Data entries
»»

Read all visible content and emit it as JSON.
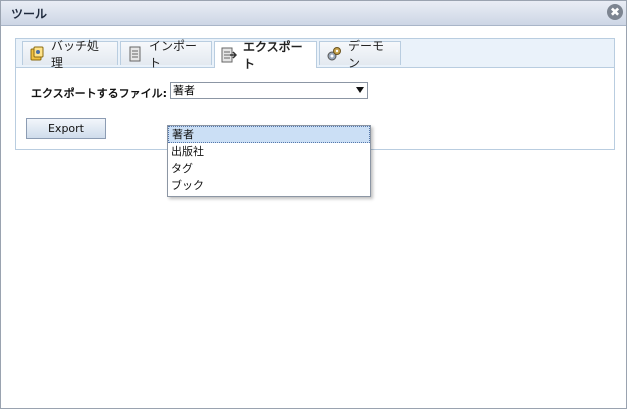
{
  "window": {
    "title": "ツール",
    "close_label": "✖"
  },
  "tabs": [
    {
      "label": "バッチ処理",
      "icon": "batch-icon",
      "active": false
    },
    {
      "label": "インポート",
      "icon": "import-icon",
      "active": false
    },
    {
      "label": "エクスポート",
      "icon": "export-icon",
      "active": true
    },
    {
      "label": "デーモン",
      "icon": "daemon-icon",
      "active": false
    }
  ],
  "export_form": {
    "label": "エクスポートするファイル:",
    "selected_value": "著者",
    "options": [
      "著者",
      "出版社",
      "タグ",
      "ブック"
    ],
    "button_label": "Export"
  },
  "colors": {
    "tab_bar_bg": "#eaf2fa",
    "panel_border": "#b9cde0",
    "selected_option_bg": "#cbdff5"
  }
}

««

Copy the whole of the material above exactly, but not its images.

Read all visible content and emit it as JSON.
{
  "window": {
    "title": "ツール",
    "close_label": "✖"
  },
  "tabs": [
    {
      "label": "バッチ処理",
      "icon": "batch-icon",
      "active": false
    },
    {
      "label": "インポート",
      "icon": "import-icon",
      "active": false
    },
    {
      "label": "エクスポート",
      "icon": "export-icon",
      "active": true
    },
    {
      "label": "デーモン",
      "icon": "daemon-icon",
      "active": false
    }
  ],
  "export_form": {
    "label": "エクスポートするファイル:",
    "selected_value": "著者",
    "options": [
      "著者",
      "出版社",
      "タグ",
      "ブック"
    ],
    "button_label": "Export"
  },
  "colors": {
    "tab_bar_bg": "#eaf2fa",
    "panel_border": "#b9cde0",
    "selected_option_bg": "#cbdff5"
  }
}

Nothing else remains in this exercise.